(Dataset items)

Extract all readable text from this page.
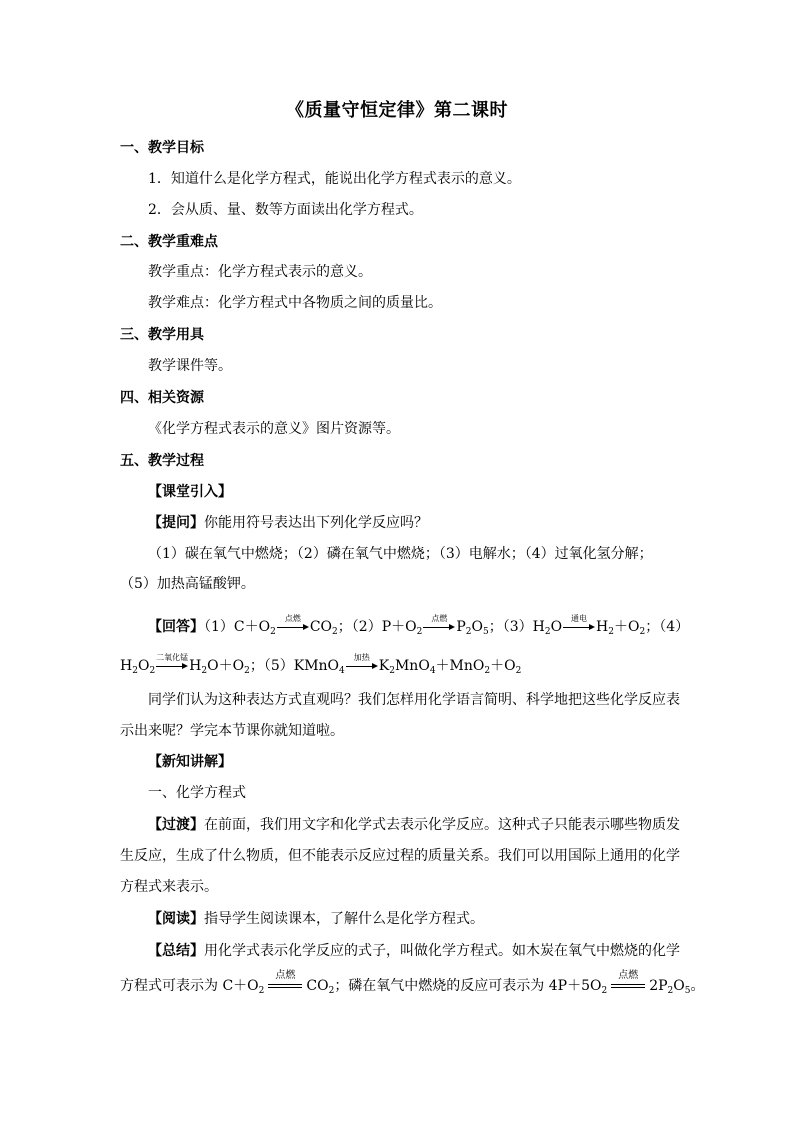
《质量守恒定律》第二课时
一、教学目标
1．知道什么是化学方程式，能说出化学方程式表示的意义。
2．会从质、量、数等方面读出化学方程式。
二、教学重难点
教学重点：化学方程式表示的意义。
教学难点：化学方程式中各物质之间的质量比。
三、教学用具
教学课件等。
四、相关资源
《化学方程式表示的意义》图片资源等。
五、教学过程
【课堂引入】
【提问】你能用符号表达出下列化学反应吗？
（1）碳在氧气中燃烧；（2）磷在氧气中燃烧；（3）电解水；（4）过氧化氢分解；
（5）加热高锰酸钾。
【回答】$(1)C+O_2$
点燃
$CO_2$；$(2)P+O_2$
点燃
$P_2O_5$；$(3)H_2O$
通电
$H_2+O_2$；（4）
$H_2O_2$
二氧化锰
$H_2O+O_2$；（5）KMnO$_4$
加热
$K_2MnO_4+MnO_2+O_2$
同学们认为这种表达方式直观吗？我们怎样用化学语言简明、科学地把这些化学反应表
示出来呢？学完本节课你就知道啦。
【新知讲解】
一、化学方程式
【过渡】在前面，我们用文字和化学式去表示化学反应。这种式子只能表示哪些物质发
生反应，生成了什么物质，但不能表示反应过程的质量关系。我们可以用国际上通用的化学
方程式来表示。
【阅读】指导学生阅读课本，了解什么是化学方程式。
【总结】用化学式表示化学反应的式子，叫做化学方程式。如木炭在氧气中燃烧的化学
方程式可表示为 $C+O_2$
点燃
$CO_2$；磷在氧气中燃烧的反应可表示为 $4P+5O_2$
点燃
$2P_2O_5$。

**WORK TO DO:** Except for the pictures, print the data above exactly.

**RESULT:**
Extract all readable text from this page.
《质量守恒定律》第二课时
一、教学目标
1．知道什么是化学方程式，能说出化学方程式表示的意义。
2．会从质、量、数等方面读出化学方程式。
二、教学重难点
教学重点：化学方程式表示的意义。
教学难点：化学方程式中各物质之间的质量比。
三、教学用具
教学课件等。
四、相关资源
《化学方程式表示的意义》图片资源等。
五、教学过程
【课堂引入】
【提问】你能用符号表达出下列化学反应吗？
（1）碳在氧气中燃烧；（2）磷在氧气中燃烧；（3）电解水；（4）过氧化氢分解；
（5）加热高锰酸钾。
【回答】$(1)C+O_2$
点燃
$CO_2$；$(2)P+O_2$
点燃
$P_2O_5$；$(3)H_2O$
通电
$H_2+O_2$；（4）
$H_2O_2$
二氧化锰
$H_2O+O_2$；（5）KMnO$_4$
加热
$K_2MnO_4+MnO_2+O_2$
同学们认为这种表达方式直观吗？我们怎样用化学语言简明、科学地把这些化学反应表
示出来呢？学完本节课你就知道啦。
【新知讲解】
一、化学方程式
【过渡】在前面，我们用文字和化学式去表示化学反应。这种式子只能表示哪些物质发
生反应，生成了什么物质，但不能表示反应过程的质量关系。我们可以用国际上通用的化学
方程式来表示。
【阅读】指导学生阅读课本，了解什么是化学方程式。
【总结】用化学式表示化学反应的式子，叫做化学方程式。如木炭在氧气中燃烧的化学
方程式可表示为 $C+O_2$
点燃
$CO_2$；磷在氧气中燃烧的反应可表示为 $4P+5O_2$
点燃
$2P_2O_5$。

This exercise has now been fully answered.